→ **Quoted text**
Related Category: British And Irish Political Geography

Bristol, city (1991 pop. 370,300), SW England, at the confluence of the Avon and Frome rivers. Bristol, a leading international port, has extensive facilities, including docks at Avonmouth, Portishead, and Royal Portburg. It is a transportation hub and is a financial services center. General and nuclear engineering and the design and manufacture of aircraft are the largest industries. The Concorde, the Franco-British supersonic airliner, was built in Bristol. Others industries include flour milling, printing, and the manufacture of paper, footwear, and tobacco products.

Points of interest in Bristol include the 14th-century church of St. Mary Redcliffe, known for its fine architecture; a 14th-century cathedral (rebuilt 1868–88) with a Norman chapter house and gateway; the Merchant Venturers' Almshouses; University Tower; and some notable examples of Regency architecture. The Clifton suspension bridge, spanning the Avon and the scenic Avon Gorge, connects Bristol with Leighwoods. Bristol has a famous university.

(Collection entries)
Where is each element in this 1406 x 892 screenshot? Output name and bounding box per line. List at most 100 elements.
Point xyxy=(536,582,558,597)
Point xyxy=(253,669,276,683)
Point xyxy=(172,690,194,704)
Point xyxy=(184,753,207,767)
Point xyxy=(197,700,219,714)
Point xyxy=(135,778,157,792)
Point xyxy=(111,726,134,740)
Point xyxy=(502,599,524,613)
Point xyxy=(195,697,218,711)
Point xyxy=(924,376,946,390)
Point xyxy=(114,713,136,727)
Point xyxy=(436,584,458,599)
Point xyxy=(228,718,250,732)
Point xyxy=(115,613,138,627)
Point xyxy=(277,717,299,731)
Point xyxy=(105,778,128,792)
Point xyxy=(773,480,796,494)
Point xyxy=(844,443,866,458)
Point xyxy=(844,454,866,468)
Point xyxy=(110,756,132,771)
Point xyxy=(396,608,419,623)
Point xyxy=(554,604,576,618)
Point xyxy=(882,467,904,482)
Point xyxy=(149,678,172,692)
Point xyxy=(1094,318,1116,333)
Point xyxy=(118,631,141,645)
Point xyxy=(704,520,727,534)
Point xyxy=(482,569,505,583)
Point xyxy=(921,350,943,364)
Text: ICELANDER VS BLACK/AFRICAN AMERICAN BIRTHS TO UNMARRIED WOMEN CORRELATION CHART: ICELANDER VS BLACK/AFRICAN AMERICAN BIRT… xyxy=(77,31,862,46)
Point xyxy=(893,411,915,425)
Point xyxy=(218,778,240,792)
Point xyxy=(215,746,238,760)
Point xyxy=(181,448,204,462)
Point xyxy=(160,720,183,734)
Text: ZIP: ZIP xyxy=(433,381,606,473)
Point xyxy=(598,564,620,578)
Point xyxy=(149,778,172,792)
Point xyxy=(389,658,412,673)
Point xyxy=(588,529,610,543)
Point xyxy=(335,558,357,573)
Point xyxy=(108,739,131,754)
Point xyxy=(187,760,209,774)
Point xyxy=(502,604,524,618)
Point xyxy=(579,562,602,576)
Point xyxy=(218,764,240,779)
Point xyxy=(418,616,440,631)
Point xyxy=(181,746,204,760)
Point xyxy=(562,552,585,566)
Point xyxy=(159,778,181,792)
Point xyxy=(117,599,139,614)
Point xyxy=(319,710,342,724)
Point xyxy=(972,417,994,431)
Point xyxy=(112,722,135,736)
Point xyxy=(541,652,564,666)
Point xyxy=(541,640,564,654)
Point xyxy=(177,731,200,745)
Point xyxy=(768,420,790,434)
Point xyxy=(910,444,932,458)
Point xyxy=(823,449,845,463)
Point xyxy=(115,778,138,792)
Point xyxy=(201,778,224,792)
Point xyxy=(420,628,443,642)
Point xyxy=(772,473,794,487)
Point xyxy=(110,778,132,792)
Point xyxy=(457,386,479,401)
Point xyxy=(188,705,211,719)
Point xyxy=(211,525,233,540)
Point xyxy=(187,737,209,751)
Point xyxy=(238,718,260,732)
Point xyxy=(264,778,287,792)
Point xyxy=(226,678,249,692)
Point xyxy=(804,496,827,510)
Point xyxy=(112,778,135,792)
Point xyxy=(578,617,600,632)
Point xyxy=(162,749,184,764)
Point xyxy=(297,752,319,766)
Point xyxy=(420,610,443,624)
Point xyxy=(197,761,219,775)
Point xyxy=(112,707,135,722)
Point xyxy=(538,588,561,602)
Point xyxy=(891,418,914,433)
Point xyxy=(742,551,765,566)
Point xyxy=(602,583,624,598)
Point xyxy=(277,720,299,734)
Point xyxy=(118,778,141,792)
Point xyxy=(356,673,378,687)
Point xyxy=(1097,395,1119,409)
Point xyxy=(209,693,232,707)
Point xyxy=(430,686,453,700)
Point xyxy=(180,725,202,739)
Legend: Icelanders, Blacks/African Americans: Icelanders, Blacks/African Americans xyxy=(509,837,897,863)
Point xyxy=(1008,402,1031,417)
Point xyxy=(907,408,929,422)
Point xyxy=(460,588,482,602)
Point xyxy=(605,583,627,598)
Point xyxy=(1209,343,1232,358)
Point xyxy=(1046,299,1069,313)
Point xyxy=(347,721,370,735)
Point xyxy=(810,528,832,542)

→ **Exercise tasks**
1. Answer these questions about the Bristol entry:
(a) Bristol sits at the confluence of which two rivers?
(b) Which supersonic airliner was built in Bristol?
(c) What place does the Clifton suspension bridge connect Bristol with?
2. Reproduce the part of the Bristol entry starting with "Points of interest" and going on through "a famous university.", swapping "scenic" for "dramatic".
3. List every place the Bristol entry names as a location of docks.

→ **Solutions to each task**
1.
(a) The Avon and the Frome.
(b) The Concorde.
(c) Leighwoods.

2.
Points of interest in Bristol include the 14th-century church of St. Mary Redcliffe, known for its fine architecture; a 14th-century cathedral (rebuilt 1868–88) with a Norman chapter house and gateway; the Merchant Venturers' Almshouses; University Tower; and some notable examples of Regency architecture. The Clifton suspension bridge, spanning the Avon and the dramatic Avon Gorge, connects Bristol with Leighwoods. Bristol has a famous university.

3. Avonmouth, Portishead, Royal Portburg